What is required: From the entries below, say how many lines carry the word "Photodiode", and give nothing but the number.

-*-*-

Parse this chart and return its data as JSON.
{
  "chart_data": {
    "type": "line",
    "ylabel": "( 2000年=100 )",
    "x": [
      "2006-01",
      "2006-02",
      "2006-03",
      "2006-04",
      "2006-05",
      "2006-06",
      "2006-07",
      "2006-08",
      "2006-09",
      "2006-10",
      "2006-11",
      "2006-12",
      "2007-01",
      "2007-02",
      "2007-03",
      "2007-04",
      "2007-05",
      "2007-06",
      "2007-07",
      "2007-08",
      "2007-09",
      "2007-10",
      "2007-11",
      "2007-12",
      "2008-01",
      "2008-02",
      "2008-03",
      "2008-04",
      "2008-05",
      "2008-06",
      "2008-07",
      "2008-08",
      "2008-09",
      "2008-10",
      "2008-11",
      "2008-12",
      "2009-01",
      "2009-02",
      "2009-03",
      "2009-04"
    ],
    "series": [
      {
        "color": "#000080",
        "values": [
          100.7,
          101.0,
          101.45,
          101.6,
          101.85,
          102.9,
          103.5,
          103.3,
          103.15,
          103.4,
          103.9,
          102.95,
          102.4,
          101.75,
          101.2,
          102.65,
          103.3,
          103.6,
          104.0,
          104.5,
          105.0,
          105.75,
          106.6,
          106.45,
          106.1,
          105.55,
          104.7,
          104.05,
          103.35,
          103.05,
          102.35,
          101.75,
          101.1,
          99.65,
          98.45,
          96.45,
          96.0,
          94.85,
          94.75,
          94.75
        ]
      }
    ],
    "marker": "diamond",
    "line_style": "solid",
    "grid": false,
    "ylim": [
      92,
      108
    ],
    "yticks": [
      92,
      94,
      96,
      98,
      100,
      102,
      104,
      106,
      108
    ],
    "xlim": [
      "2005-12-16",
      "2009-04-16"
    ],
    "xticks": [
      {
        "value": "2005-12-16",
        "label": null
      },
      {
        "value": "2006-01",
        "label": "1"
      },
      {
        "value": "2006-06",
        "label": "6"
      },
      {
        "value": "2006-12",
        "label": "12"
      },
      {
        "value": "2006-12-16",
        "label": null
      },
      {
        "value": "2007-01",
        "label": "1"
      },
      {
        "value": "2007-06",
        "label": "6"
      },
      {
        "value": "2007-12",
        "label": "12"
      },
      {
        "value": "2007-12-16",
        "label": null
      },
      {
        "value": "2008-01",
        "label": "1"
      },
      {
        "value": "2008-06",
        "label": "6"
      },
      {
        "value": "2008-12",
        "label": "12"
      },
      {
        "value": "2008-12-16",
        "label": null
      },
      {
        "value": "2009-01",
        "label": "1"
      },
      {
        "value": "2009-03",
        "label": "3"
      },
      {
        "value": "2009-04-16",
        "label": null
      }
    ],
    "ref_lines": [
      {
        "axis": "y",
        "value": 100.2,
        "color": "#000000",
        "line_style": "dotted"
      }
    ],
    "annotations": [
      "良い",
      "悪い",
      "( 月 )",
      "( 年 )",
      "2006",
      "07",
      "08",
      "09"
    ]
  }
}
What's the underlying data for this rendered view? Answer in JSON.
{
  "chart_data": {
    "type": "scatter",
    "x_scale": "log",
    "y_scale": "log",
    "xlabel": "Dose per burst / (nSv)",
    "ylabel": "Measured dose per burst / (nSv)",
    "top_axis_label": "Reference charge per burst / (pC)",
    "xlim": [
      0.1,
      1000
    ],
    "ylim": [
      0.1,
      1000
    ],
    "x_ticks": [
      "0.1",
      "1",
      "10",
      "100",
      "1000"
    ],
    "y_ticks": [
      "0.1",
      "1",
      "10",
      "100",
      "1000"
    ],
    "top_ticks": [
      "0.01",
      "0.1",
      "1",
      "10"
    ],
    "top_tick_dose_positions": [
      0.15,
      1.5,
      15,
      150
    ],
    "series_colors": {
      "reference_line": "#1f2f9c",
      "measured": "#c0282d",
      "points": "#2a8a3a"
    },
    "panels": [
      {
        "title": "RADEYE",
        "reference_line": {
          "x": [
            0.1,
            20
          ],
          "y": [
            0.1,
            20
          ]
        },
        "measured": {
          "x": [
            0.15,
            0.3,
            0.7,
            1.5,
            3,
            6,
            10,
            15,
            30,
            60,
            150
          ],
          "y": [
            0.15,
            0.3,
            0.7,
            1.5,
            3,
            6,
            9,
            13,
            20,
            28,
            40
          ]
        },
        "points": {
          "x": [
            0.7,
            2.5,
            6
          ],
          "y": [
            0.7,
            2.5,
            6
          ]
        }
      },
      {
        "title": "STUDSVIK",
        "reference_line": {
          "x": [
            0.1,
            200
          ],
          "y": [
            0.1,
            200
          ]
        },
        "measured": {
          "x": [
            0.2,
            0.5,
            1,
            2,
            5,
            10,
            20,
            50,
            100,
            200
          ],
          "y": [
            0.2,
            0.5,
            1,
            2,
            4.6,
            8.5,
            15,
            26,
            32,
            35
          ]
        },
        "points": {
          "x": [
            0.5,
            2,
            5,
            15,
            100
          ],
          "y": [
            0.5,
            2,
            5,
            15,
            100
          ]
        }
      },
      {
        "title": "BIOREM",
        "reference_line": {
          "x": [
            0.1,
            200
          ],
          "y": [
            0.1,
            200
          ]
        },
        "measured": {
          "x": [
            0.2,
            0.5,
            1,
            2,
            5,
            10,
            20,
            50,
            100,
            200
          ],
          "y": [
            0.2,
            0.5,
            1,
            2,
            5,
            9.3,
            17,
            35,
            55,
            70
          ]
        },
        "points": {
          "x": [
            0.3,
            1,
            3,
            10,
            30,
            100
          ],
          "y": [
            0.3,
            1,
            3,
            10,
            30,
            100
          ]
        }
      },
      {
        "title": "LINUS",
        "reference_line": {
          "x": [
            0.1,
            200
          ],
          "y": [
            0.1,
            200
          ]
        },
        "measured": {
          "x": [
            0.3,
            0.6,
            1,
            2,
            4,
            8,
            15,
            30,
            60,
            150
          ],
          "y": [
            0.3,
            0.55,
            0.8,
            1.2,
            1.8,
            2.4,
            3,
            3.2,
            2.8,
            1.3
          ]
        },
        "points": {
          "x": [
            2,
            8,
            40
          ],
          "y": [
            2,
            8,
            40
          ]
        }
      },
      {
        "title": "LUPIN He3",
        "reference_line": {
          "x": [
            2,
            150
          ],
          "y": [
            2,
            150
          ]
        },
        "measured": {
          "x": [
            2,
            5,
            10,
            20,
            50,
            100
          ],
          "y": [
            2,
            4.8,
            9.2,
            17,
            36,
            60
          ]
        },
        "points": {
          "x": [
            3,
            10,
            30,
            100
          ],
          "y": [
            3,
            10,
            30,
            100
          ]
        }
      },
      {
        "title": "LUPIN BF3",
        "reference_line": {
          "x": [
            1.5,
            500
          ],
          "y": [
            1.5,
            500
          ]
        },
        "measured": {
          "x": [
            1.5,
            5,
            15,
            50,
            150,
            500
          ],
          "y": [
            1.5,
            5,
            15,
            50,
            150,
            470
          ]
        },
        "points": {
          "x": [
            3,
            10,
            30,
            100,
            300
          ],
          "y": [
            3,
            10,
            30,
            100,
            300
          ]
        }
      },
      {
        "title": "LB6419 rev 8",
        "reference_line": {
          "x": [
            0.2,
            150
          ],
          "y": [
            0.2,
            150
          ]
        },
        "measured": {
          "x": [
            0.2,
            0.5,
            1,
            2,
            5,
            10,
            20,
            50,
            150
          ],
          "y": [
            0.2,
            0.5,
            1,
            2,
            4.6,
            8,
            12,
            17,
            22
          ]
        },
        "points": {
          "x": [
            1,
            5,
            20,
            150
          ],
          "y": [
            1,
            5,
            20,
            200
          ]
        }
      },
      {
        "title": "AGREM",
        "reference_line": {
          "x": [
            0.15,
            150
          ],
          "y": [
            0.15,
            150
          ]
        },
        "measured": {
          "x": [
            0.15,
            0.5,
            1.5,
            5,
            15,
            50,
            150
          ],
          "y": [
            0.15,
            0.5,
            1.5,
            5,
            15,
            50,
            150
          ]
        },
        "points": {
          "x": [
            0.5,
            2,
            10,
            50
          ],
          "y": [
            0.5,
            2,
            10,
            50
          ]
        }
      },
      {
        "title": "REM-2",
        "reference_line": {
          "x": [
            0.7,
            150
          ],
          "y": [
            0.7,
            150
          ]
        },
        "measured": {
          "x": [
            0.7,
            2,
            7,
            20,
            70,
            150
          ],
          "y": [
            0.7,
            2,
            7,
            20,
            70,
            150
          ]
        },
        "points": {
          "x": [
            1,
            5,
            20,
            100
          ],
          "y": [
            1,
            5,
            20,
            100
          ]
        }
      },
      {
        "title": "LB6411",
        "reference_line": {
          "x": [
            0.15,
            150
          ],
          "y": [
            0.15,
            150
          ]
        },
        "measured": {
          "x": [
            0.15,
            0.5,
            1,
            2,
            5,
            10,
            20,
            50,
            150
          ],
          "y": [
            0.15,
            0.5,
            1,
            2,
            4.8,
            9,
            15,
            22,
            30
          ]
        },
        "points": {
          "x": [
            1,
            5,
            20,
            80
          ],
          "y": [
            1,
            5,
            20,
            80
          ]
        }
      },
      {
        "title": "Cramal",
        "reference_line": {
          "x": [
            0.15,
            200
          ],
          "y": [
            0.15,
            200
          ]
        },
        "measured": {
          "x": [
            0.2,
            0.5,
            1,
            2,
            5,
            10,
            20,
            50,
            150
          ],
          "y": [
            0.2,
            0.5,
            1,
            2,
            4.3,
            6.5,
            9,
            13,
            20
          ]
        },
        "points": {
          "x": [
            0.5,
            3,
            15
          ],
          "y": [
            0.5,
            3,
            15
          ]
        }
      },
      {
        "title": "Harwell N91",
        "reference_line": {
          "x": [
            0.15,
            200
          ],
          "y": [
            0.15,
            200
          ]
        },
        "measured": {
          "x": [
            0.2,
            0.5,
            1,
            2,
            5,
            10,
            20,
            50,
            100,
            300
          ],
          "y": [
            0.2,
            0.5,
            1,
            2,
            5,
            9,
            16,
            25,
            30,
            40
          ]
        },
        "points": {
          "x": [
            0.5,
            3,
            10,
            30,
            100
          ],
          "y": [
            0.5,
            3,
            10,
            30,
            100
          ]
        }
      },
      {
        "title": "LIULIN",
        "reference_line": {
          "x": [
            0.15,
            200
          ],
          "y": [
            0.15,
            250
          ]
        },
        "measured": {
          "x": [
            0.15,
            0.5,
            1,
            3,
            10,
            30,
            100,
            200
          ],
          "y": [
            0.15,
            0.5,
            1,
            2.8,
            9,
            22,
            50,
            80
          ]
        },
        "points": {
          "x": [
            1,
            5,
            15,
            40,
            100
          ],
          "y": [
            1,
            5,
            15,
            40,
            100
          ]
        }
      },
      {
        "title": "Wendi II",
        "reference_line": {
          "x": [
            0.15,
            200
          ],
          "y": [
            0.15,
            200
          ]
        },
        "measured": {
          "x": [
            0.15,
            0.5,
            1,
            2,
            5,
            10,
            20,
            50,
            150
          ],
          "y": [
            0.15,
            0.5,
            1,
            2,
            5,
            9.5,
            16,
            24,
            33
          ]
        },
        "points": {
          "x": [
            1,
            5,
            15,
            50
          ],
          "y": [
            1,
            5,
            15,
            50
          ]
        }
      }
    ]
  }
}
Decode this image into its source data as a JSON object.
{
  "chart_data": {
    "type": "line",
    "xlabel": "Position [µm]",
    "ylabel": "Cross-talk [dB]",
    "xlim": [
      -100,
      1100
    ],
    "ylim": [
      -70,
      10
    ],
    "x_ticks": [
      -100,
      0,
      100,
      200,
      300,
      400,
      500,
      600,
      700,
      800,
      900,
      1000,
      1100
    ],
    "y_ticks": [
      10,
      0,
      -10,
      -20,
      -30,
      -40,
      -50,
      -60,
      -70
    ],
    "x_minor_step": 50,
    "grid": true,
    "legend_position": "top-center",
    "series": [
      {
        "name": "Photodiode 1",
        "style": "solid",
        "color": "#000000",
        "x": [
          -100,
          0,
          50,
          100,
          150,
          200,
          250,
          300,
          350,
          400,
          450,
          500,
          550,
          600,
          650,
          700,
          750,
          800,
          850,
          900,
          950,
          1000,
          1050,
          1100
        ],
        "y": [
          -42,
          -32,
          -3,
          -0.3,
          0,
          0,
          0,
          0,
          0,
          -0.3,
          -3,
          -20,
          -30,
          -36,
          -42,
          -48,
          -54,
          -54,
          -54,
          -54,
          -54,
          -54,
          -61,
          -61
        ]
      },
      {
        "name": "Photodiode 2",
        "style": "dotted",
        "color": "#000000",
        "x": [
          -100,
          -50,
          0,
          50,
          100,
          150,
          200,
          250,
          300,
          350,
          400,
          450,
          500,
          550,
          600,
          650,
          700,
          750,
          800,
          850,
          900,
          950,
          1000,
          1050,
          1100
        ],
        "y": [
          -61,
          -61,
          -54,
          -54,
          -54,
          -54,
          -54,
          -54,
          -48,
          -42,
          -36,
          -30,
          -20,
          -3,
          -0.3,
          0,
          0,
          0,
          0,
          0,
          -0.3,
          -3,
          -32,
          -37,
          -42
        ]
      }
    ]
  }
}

-*-*-

Solution for this problem: 2